Written task |
Search the listing for "darbību" and copy every line where it appears.

(Data excerpts)
──────
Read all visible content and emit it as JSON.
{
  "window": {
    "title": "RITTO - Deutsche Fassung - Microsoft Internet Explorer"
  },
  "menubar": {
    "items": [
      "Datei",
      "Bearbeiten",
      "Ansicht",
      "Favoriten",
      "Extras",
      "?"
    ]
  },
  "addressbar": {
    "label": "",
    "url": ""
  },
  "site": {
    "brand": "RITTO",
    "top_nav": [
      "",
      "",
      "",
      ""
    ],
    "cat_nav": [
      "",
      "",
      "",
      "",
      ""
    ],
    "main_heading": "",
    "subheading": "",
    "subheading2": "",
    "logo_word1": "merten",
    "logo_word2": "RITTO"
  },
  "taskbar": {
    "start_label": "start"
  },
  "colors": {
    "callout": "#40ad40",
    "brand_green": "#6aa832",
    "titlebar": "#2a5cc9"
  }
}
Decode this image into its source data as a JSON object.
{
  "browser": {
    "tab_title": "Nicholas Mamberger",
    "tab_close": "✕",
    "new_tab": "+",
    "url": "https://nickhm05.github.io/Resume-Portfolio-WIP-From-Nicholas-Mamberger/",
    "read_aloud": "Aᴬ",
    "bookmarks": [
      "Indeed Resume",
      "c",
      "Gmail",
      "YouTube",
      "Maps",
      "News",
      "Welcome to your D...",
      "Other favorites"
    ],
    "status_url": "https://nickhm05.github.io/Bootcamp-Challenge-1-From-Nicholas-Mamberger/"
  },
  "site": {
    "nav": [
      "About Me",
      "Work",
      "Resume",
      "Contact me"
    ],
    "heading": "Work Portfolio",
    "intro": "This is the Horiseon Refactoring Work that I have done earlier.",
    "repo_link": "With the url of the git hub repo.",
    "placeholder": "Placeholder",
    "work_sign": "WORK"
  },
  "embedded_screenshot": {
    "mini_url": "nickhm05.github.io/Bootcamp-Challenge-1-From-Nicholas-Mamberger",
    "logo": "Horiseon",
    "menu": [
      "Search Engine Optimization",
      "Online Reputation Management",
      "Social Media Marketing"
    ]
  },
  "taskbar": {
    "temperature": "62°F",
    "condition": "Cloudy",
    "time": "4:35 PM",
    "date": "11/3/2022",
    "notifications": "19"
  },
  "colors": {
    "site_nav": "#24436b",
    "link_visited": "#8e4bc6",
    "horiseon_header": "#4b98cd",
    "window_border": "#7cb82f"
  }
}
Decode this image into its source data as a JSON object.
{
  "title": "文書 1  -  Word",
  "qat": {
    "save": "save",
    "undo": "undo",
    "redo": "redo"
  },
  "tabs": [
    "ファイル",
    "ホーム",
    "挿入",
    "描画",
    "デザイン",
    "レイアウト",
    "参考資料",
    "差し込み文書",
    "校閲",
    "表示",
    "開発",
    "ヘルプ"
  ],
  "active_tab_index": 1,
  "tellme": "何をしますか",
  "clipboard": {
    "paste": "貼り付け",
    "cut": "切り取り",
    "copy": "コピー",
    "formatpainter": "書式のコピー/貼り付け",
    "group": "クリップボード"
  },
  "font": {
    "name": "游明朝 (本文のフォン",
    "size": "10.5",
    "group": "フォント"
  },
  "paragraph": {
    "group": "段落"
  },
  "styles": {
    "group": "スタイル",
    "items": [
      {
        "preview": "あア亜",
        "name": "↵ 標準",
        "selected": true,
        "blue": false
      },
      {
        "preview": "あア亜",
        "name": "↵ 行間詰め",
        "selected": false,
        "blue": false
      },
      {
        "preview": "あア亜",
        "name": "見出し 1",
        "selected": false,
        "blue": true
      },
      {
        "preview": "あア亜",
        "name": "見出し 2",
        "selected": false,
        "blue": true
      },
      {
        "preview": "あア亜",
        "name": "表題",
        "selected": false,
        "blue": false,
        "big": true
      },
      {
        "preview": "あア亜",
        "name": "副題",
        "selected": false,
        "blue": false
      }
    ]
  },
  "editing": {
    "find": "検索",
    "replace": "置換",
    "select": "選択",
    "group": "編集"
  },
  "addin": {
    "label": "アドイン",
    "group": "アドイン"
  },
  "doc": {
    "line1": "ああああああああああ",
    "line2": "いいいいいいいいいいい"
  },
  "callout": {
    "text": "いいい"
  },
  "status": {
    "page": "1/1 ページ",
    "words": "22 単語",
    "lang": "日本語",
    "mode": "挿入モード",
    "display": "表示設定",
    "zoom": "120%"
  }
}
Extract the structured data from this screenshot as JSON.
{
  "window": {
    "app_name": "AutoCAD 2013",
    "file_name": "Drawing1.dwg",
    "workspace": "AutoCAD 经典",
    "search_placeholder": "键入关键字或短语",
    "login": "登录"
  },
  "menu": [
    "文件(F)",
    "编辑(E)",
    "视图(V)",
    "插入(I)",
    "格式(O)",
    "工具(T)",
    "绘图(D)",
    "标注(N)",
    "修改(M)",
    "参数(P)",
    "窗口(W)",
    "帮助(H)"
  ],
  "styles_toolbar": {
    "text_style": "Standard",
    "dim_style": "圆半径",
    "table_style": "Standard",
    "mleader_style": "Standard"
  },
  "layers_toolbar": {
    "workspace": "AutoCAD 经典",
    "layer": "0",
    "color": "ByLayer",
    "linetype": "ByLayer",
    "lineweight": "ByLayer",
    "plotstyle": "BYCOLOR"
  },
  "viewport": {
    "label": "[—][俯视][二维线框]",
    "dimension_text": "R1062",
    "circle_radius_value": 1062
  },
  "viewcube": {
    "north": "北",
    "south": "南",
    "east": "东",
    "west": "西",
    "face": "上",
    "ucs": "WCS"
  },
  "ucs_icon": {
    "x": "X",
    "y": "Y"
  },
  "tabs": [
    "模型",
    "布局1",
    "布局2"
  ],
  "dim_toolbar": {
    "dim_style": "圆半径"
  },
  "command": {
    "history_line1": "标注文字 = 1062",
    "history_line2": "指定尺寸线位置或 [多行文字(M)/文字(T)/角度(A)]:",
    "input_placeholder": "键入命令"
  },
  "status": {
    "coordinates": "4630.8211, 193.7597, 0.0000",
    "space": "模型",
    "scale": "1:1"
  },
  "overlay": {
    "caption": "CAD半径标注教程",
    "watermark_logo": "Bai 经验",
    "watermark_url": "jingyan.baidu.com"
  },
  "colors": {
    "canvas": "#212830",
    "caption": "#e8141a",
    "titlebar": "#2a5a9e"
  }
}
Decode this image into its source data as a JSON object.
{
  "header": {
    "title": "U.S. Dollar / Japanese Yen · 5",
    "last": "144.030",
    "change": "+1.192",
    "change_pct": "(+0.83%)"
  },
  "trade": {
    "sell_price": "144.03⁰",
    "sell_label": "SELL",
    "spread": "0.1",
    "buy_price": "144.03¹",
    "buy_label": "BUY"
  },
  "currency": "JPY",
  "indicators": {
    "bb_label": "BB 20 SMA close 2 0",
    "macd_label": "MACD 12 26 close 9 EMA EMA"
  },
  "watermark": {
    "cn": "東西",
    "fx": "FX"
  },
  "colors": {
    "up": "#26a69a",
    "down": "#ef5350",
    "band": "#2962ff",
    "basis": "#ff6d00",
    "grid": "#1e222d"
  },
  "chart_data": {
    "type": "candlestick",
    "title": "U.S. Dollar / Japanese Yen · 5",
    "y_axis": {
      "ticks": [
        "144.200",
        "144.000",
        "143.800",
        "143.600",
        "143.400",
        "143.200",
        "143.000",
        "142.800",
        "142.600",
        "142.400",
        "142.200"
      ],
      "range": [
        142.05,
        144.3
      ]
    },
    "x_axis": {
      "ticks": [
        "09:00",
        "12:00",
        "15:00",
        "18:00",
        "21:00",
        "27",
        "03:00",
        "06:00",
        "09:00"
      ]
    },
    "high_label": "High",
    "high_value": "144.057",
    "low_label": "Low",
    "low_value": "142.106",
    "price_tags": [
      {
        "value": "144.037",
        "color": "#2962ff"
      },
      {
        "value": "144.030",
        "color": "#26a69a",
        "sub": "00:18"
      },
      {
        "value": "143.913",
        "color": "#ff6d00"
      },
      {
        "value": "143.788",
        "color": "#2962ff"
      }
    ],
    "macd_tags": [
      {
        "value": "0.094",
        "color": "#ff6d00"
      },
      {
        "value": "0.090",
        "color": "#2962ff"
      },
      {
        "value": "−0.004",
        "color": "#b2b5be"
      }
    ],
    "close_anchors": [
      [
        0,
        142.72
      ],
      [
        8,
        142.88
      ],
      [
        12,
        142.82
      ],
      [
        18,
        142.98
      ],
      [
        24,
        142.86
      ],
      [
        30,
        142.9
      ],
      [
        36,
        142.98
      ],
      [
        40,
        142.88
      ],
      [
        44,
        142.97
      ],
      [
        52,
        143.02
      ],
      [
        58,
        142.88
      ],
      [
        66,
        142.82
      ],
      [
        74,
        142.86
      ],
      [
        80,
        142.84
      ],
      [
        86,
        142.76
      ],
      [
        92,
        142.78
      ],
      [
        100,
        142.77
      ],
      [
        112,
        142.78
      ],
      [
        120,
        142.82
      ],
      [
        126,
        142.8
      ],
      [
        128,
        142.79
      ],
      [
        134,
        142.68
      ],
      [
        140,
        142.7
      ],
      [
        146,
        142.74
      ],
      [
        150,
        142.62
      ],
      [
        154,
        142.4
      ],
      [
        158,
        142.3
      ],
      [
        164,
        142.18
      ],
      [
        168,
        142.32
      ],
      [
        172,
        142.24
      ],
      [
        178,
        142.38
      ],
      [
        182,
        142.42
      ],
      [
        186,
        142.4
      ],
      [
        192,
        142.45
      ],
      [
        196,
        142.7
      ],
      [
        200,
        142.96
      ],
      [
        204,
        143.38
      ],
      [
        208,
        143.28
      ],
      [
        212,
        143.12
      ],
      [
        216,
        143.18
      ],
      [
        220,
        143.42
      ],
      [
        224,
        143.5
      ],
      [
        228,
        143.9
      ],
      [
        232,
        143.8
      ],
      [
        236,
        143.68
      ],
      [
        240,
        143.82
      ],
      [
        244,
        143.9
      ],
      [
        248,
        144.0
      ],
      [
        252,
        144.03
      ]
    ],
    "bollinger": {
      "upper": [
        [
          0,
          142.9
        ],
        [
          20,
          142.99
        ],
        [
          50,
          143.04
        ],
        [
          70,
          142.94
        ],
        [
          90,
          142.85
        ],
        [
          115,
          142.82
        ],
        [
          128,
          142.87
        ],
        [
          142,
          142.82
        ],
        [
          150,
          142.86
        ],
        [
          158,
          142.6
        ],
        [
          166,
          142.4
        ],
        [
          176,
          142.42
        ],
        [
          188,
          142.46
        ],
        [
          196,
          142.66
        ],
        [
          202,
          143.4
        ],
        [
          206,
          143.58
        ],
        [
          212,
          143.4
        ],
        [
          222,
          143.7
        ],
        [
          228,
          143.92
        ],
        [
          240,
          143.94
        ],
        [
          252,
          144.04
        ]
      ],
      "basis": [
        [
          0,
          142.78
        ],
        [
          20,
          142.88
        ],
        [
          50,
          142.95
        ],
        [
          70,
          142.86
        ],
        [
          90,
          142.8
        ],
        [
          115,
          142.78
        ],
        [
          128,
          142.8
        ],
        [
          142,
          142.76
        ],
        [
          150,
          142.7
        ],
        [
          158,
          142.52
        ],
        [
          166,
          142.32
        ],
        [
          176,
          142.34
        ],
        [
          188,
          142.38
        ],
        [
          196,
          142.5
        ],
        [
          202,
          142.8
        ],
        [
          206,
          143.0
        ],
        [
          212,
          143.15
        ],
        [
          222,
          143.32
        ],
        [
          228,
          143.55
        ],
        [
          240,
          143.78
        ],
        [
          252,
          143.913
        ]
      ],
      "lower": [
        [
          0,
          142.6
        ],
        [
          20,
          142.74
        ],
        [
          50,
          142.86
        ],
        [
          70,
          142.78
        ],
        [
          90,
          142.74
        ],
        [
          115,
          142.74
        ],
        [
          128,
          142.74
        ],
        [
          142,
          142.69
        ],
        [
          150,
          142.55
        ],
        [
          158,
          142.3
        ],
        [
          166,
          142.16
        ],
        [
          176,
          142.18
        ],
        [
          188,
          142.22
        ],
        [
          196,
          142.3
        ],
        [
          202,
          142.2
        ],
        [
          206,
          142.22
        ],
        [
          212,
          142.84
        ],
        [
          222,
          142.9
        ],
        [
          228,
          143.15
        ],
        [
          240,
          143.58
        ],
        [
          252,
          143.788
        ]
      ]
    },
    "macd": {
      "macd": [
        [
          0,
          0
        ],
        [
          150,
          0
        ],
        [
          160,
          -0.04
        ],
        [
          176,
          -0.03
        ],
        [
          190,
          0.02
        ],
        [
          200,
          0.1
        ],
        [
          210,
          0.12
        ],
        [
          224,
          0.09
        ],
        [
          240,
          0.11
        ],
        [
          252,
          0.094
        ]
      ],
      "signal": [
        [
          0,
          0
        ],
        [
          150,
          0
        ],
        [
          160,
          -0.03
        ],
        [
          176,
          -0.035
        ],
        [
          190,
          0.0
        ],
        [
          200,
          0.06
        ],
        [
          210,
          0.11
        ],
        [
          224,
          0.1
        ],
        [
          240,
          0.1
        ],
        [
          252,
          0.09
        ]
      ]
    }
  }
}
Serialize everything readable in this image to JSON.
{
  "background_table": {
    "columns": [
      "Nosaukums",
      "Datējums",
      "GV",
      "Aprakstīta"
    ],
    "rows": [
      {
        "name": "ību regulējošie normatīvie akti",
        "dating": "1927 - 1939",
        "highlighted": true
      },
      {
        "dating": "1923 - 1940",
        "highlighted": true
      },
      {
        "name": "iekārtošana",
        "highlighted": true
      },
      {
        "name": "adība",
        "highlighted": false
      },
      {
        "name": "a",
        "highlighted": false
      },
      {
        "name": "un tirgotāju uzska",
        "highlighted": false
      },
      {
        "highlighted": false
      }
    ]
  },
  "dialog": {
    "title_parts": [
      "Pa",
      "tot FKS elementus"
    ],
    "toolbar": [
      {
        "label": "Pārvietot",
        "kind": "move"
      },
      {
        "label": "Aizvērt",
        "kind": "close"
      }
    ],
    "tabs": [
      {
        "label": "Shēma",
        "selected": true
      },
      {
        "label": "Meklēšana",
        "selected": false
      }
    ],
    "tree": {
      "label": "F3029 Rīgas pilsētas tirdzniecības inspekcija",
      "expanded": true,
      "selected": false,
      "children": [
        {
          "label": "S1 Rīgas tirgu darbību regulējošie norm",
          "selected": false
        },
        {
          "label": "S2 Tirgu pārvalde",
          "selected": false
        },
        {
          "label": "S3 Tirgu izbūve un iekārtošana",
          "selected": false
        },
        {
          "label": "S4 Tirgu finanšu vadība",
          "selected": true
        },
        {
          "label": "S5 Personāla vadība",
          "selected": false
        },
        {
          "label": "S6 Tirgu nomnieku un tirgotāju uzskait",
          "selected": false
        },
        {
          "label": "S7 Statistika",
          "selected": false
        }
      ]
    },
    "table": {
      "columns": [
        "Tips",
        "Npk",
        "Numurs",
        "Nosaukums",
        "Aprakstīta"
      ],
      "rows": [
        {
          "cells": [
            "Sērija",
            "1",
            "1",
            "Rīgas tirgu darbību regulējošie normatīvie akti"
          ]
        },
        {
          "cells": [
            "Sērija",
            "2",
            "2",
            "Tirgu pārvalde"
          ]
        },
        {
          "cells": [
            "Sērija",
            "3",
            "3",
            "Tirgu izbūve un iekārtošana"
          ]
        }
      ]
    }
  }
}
──────
In response |
          "label": "S1 Rīgas tirgu darbību regulējošie norm",
            "Rīgas tirgu darbību regulējošie normatīvie akti"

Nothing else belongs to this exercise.